TASK »
Return the number of lines that include the string "шпиона", without any other text.
..........
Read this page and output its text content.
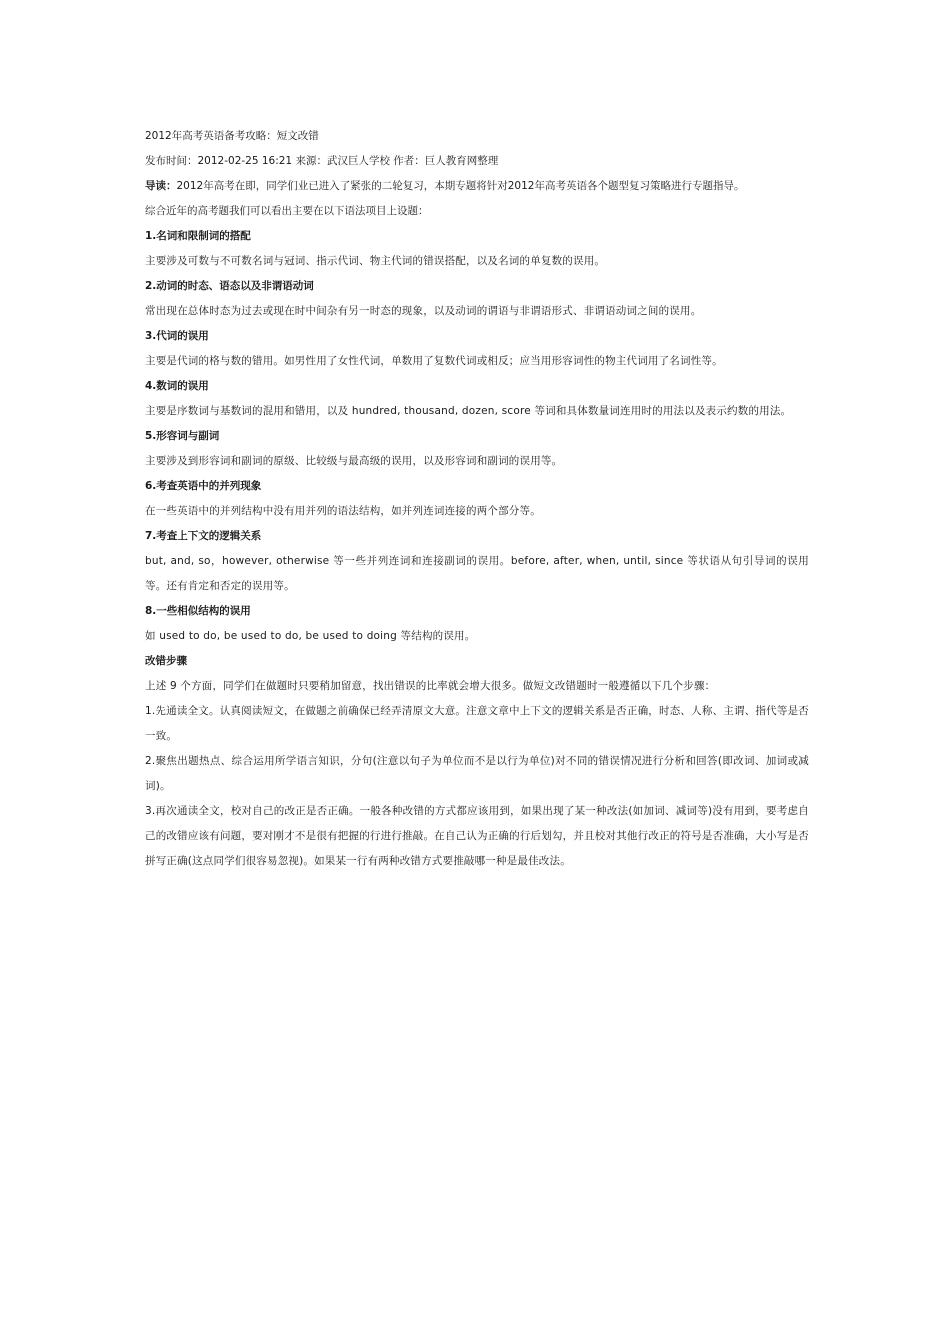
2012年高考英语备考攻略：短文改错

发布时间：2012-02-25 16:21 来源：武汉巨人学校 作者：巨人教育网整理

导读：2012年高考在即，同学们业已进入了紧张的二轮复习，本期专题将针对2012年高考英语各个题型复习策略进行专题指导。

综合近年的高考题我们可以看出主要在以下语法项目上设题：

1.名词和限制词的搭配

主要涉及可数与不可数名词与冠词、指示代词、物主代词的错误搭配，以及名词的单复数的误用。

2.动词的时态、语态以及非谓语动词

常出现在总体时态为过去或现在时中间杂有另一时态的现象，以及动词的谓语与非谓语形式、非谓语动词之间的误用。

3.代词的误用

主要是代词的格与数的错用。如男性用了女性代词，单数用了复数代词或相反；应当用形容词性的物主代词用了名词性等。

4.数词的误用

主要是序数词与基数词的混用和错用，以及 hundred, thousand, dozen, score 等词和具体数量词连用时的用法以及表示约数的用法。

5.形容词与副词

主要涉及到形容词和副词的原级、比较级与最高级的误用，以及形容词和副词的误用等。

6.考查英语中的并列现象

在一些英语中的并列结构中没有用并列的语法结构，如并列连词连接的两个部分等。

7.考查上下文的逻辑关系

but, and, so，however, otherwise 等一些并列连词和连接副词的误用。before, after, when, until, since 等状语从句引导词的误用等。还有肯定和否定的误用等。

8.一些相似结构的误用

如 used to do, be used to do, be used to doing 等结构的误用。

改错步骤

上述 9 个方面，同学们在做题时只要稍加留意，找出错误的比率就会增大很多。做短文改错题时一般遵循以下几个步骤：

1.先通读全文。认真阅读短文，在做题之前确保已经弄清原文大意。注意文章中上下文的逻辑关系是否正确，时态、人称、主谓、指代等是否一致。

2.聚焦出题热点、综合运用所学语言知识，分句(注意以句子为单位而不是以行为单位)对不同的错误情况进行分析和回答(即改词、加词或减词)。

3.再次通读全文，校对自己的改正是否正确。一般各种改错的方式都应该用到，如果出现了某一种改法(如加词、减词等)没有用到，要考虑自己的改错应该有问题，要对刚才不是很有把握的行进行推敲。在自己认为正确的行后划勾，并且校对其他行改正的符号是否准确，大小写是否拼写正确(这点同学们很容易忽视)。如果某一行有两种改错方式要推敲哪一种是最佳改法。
..........
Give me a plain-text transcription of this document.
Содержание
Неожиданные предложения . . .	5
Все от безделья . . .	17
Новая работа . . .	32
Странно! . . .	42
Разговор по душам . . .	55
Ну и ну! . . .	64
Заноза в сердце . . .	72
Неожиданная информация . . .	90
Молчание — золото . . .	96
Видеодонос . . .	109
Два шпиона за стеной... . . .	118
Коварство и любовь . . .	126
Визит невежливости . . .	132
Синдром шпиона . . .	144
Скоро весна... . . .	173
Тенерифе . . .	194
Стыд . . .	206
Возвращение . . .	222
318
..........
RESULT FOR THIS TASK »
2